>> Start
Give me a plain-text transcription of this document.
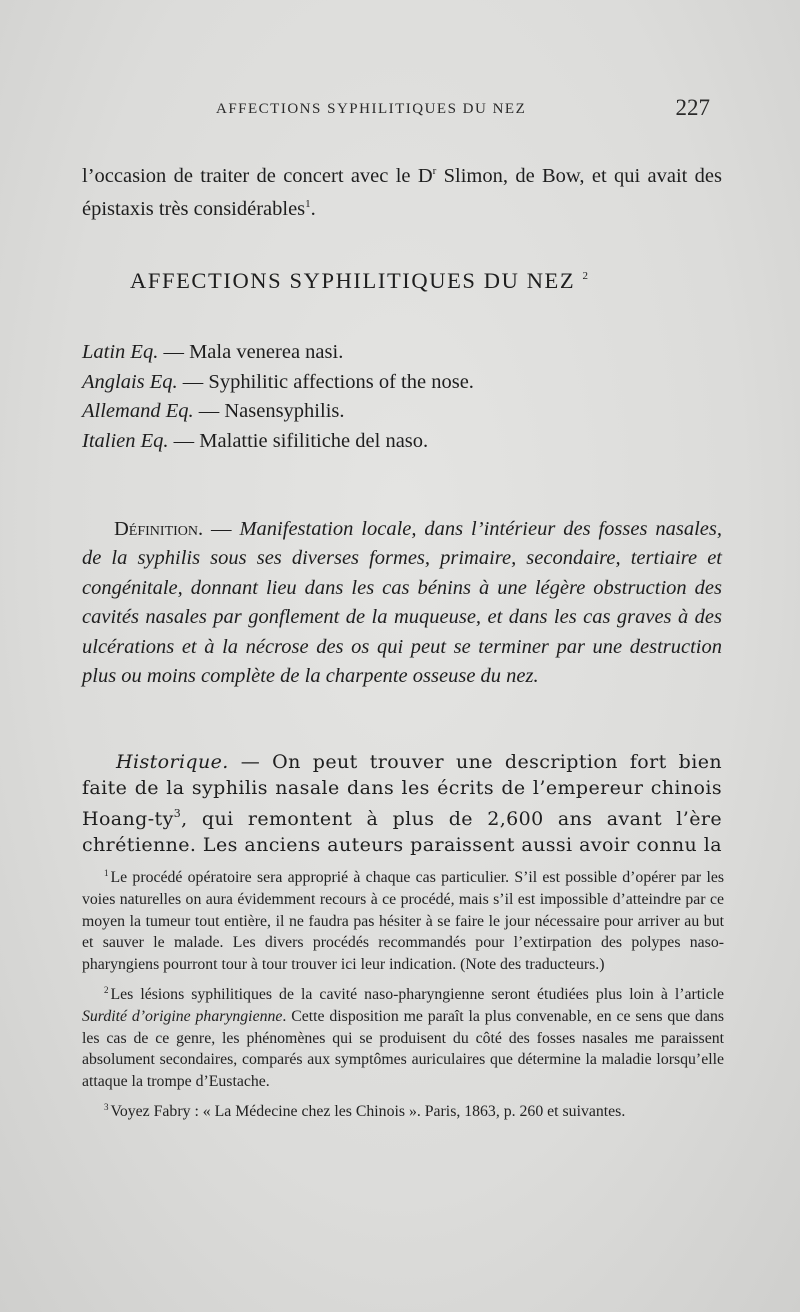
AFFECTIONS SYPHILITIQUES DU NEZ	227

l’occasion de traiter de concert avec le $D^r$ Slimon, de Bow, et qui avait des épistaxis très considérables$^1$.

AFFECTIONS SYPHILITIQUES DU NEZ $^2$
Latin Eq. — Mala venerea nasi.
Anglais Eq. — Syphilitic affections of the nose.
Allemand Eq. — Nasensyphilis.
Italien Eq. — Malattie sifilitiche del naso.

Définition. — Manifestation locale, dans l’intérieur des fosses nasales, de la syphilis sous ses diverses formes, primaire, secondaire, tertiaire et congénitale, donnant lieu dans les cas bénins à une légère obstruction des cavités nasales par gonflement de la muqueuse, et dans les cas graves à des ulcérations et à la nécrose des os qui peut se terminer par une destruction plus ou moins complète de la charpente osseuse du nez.

Historique. — On peut trouver une description fort bien faite de la syphilis nasale dans les écrits de l’empereur chinois Hoang-$ty^3$, qui remontent à plus de 2,600 ans avant l’ère chrétienne. Les anciens auteurs paraissent aussi avoir connu la

$^1$ Le procédé opératoire sera approprié à chaque cas particulier. S’il est possible d’opérer par les voies naturelles on aura évidemment recours à ce procédé, mais s’il est impossible d’atteindre par ce moyen la tumeur tout entière, il ne faudra pas hésiter à se faire le jour nécessaire pour arriver au but et sauver le malade. Les divers procédés recommandés pour l’extirpation des polypes naso-pharyngiens pourront tour à tour trouver ici leur indication. (Note des traducteurs.)

$^2$ Les lésions syphilitiques de la cavité naso-pharyngienne seront étudiées plus loin à l’article Surdité d’origine pharyngienne. Cette disposition me paraît la plus convenable, en ce sens que dans les cas de ce genre, les phénomènes qui se produisent du côté des fosses nasales me paraissent absolument secondaires, comparés aux symptômes auriculaires que détermine la maladie lorsqu’elle attaque la trompe d’Eustache.

$^3$ Voyez Fabry : « La Médecine chez les Chinois ». Paris, 1863, p. 260 et suivantes.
>> End
Problem: The entries above are to be returned exactly, without their pictures.

Answer to this task:
Give me a plain-text transcription of this document.
AFFECTIONS SYPHILITIQUES DU NEZ	227

l’occasion de traiter de concert avec le $D^r$ Slimon, de Bow, et qui avait des épistaxis très considérables$^1$.

AFFECTIONS SYPHILITIQUES DU NEZ $^2$
Latin Eq. — Mala venerea nasi.
Anglais Eq. — Syphilitic affections of the nose.
Allemand Eq. — Nasensyphilis.
Italien Eq. — Malattie sifilitiche del naso.

Définition. — Manifestation locale, dans l’intérieur des fosses nasales, de la syphilis sous ses diverses formes, primaire, secondaire, tertiaire et congénitale, donnant lieu dans les cas bénins à une légère obstruction des cavités nasales par gonflement de la muqueuse, et dans les cas graves à des ulcérations et à la nécrose des os qui peut se terminer par une destruction plus ou moins complète de la charpente osseuse du nez.

Historique. — On peut trouver une description fort bien faite de la syphilis nasale dans les écrits de l’empereur chinois Hoang-$ty^3$, qui remontent à plus de 2,600 ans avant l’ère chrétienne. Les anciens auteurs paraissent aussi avoir connu la

$^1$ Le procédé opératoire sera approprié à chaque cas particulier. S’il est possible d’opérer par les voies naturelles on aura évidemment recours à ce procédé, mais s’il est impossible d’atteindre par ce moyen la tumeur tout entière, il ne faudra pas hésiter à se faire le jour nécessaire pour arriver au but et sauver le malade. Les divers procédés recommandés pour l’extirpation des polypes naso-pharyngiens pourront tour à tour trouver ici leur indication. (Note des traducteurs.)

$^2$ Les lésions syphilitiques de la cavité naso-pharyngienne seront étudiées plus loin à l’article Surdité d’origine pharyngienne. Cette disposition me paraît la plus convenable, en ce sens que dans les cas de ce genre, les phénomènes qui se produisent du côté des fosses nasales me paraissent absolument secondaires, comparés aux symptômes auriculaires que détermine la maladie lorsqu’elle attaque la trompe d’Eustache.

$^3$ Voyez Fabry : « La Médecine chez les Chinois ». Paris, 1863, p. 260 et suivantes.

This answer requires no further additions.